• [SUPPLIED ENTRIES]:
+ + + + + + +
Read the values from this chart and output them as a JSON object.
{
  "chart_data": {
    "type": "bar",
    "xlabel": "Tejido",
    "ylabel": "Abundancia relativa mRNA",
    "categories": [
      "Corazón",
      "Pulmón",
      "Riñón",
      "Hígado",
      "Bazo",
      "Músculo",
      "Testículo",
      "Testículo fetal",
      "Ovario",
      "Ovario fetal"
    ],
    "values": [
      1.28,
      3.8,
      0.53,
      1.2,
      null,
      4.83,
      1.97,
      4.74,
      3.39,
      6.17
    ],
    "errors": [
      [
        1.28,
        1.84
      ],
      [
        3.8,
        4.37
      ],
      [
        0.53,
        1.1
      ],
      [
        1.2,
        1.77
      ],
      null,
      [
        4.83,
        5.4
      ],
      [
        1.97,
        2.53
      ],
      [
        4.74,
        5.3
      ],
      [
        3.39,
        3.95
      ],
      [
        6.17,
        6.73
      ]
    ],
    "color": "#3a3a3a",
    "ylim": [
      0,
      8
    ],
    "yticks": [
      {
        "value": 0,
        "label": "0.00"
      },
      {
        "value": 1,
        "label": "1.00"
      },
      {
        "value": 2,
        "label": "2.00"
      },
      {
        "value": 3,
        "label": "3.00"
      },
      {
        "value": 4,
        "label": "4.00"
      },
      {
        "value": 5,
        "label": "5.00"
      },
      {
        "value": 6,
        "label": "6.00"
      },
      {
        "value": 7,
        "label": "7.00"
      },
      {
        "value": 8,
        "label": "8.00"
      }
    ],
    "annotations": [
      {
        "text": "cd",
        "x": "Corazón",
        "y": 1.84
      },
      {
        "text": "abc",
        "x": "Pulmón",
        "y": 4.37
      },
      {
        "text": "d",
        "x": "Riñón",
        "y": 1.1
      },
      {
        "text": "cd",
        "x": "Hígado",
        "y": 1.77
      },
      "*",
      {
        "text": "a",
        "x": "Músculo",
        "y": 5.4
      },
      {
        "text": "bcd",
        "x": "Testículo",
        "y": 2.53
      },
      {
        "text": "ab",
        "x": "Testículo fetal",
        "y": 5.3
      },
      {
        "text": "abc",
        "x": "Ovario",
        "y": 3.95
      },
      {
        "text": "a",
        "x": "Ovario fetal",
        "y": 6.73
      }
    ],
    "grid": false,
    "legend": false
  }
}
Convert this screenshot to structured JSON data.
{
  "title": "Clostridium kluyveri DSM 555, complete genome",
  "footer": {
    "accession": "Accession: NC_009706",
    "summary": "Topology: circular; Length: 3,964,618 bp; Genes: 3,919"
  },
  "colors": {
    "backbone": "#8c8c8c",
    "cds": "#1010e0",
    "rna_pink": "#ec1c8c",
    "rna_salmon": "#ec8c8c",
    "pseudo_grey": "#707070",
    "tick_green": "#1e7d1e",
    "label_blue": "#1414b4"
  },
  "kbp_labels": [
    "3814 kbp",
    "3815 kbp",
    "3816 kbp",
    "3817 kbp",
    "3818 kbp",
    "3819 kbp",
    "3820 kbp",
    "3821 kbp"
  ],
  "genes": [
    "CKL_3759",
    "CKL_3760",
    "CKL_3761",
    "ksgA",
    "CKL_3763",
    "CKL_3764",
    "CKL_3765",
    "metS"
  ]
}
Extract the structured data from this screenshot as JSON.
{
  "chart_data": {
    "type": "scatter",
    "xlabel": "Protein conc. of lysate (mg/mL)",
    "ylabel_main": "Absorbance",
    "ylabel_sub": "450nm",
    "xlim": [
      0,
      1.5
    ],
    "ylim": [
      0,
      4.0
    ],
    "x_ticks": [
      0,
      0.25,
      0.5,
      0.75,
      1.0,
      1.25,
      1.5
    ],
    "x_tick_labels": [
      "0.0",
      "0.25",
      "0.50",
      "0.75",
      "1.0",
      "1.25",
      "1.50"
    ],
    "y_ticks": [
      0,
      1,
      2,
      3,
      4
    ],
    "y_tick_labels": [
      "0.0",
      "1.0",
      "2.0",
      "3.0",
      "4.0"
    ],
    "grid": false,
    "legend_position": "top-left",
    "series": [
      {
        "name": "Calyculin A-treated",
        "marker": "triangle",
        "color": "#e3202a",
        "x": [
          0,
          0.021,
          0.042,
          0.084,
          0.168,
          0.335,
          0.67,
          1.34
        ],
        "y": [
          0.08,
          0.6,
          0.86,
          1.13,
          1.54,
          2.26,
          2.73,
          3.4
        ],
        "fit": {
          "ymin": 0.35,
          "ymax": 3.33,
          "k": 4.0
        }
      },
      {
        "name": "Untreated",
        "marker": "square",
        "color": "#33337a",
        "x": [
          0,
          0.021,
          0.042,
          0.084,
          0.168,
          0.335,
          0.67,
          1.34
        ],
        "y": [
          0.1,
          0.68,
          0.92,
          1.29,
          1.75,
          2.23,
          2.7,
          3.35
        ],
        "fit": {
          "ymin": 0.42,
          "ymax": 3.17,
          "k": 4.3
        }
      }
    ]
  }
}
+ + + + + + +
• [ACTIVITY]: Write all the records out again. Nothing may differ from the original.

• [SOLUTION TO THE EXERCISE]:
Read the values from this chart and output them as a JSON object.
{
  "chart_data": {
    "type": "bar",
    "xlabel": "Tejido",
    "ylabel": "Abundancia relativa mRNA",
    "categories": [
      "Corazón",
      "Pulmón",
      "Riñón",
      "Hígado",
      "Bazo",
      "Músculo",
      "Testículo",
      "Testículo fetal",
      "Ovario",
      "Ovario fetal"
    ],
    "values": [
      1.28,
      3.8,
      0.53,
      1.2,
      null,
      4.83,
      1.97,
      4.74,
      3.39,
      6.17
    ],
    "errors": [
      [
        1.28,
        1.84
      ],
      [
        3.8,
        4.37
      ],
      [
        0.53,
        1.1
      ],
      [
        1.2,
        1.77
      ],
      null,
      [
        4.83,
        5.4
      ],
      [
        1.97,
        2.53
      ],
      [
        4.74,
        5.3
      ],
      [
        3.39,
        3.95
      ],
      [
        6.17,
        6.73
      ]
    ],
    "color": "#3a3a3a",
    "ylim": [
      0,
      8
    ],
    "yticks": [
      {
        "value": 0,
        "label": "0.00"
      },
      {
        "value": 1,
        "label": "1.00"
      },
      {
        "value": 2,
        "label": "2.00"
      },
      {
        "value": 3,
        "label": "3.00"
      },
      {
        "value": 4,
        "label": "4.00"
      },
      {
        "value": 5,
        "label": "5.00"
      },
      {
        "value": 6,
        "label": "6.00"
      },
      {
        "value": 7,
        "label": "7.00"
      },
      {
        "value": 8,
        "label": "8.00"
      }
    ],
    "annotations": [
      {
        "text": "cd",
        "x": "Corazón",
        "y": 1.84
      },
      {
        "text": "abc",
        "x": "Pulmón",
        "y": 4.37
      },
      {
        "text": "d",
        "x": "Riñón",
        "y": 1.1
      },
      {
        "text": "cd",
        "x": "Hígado",
        "y": 1.77
      },
      "*",
      {
        "text": "a",
        "x": "Músculo",
        "y": 5.4
      },
      {
        "text": "bcd",
        "x": "Testículo",
        "y": 2.53
      },
      {
        "text": "ab",
        "x": "Testículo fetal",
        "y": 5.3
      },
      {
        "text": "abc",
        "x": "Ovario",
        "y": 3.95
      },
      {
        "text": "a",
        "x": "Ovario fetal",
        "y": 6.73
      }
    ],
    "grid": false,
    "legend": false
  }
}
Convert this screenshot to structured JSON data.
{
  "title": "Clostridium kluyveri DSM 555, complete genome",
  "footer": {
    "accession": "Accession: NC_009706",
    "summary": "Topology: circular; Length: 3,964,618 bp; Genes: 3,919"
  },
  "colors": {
    "backbone": "#8c8c8c",
    "cds": "#1010e0",
    "rna_pink": "#ec1c8c",
    "rna_salmon": "#ec8c8c",
    "pseudo_grey": "#707070",
    "tick_green": "#1e7d1e",
    "label_blue": "#1414b4"
  },
  "kbp_labels": [
    "3814 kbp",
    "3815 kbp",
    "3816 kbp",
    "3817 kbp",
    "3818 kbp",
    "3819 kbp",
    "3820 kbp",
    "3821 kbp"
  ],
  "genes": [
    "CKL_3759",
    "CKL_3760",
    "CKL_3761",
    "ksgA",
    "CKL_3763",
    "CKL_3764",
    "CKL_3765",
    "metS"
  ]
}
Extract the structured data from this screenshot as JSON.
{
  "chart_data": {
    "type": "scatter",
    "xlabel": "Protein conc. of lysate (mg/mL)",
    "ylabel_main": "Absorbance",
    "ylabel_sub": "450nm",
    "xlim": [
      0,
      1.5
    ],
    "ylim": [
      0,
      4.0
    ],
    "x_ticks": [
      0,
      0.25,
      0.5,
      0.75,
      1.0,
      1.25,
      1.5
    ],
    "x_tick_labels": [
      "0.0",
      "0.25",
      "0.50",
      "0.75",
      "1.0",
      "1.25",
      "1.50"
    ],
    "y_ticks": [
      0,
      1,
      2,
      3,
      4
    ],
    "y_tick_labels": [
      "0.0",
      "1.0",
      "2.0",
      "3.0",
      "4.0"
    ],
    "grid": false,
    "legend_position": "top-left",
    "series": [
      {
        "name": "Calyculin A-treated",
        "marker": "triangle",
        "color": "#e3202a",
        "x": [
          0,
          0.021,
          0.042,
          0.084,
          0.168,
          0.335,
          0.67,
          1.34
        ],
        "y": [
          0.08,
          0.6,
          0.86,
          1.13,
          1.54,
          2.26,
          2.73,
          3.4
        ],
        "fit": {
          "ymin": 0.35,
          "ymax": 3.33,
          "k": 4.0
        }
      },
      {
        "name": "Untreated",
        "marker": "square",
        "color": "#33337a",
        "x": [
          0,
          0.021,
          0.042,
          0.084,
          0.168,
          0.335,
          0.67,
          1.34
        ],
        "y": [
          0.1,
          0.68,
          0.92,
          1.29,
          1.75,
          2.23,
          2.7,
          3.35
        ],
        "fit": {
          "ymin": 0.42,
          "ymax": 3.17,
          "k": 4.3
        }
      }
    ]
  }
}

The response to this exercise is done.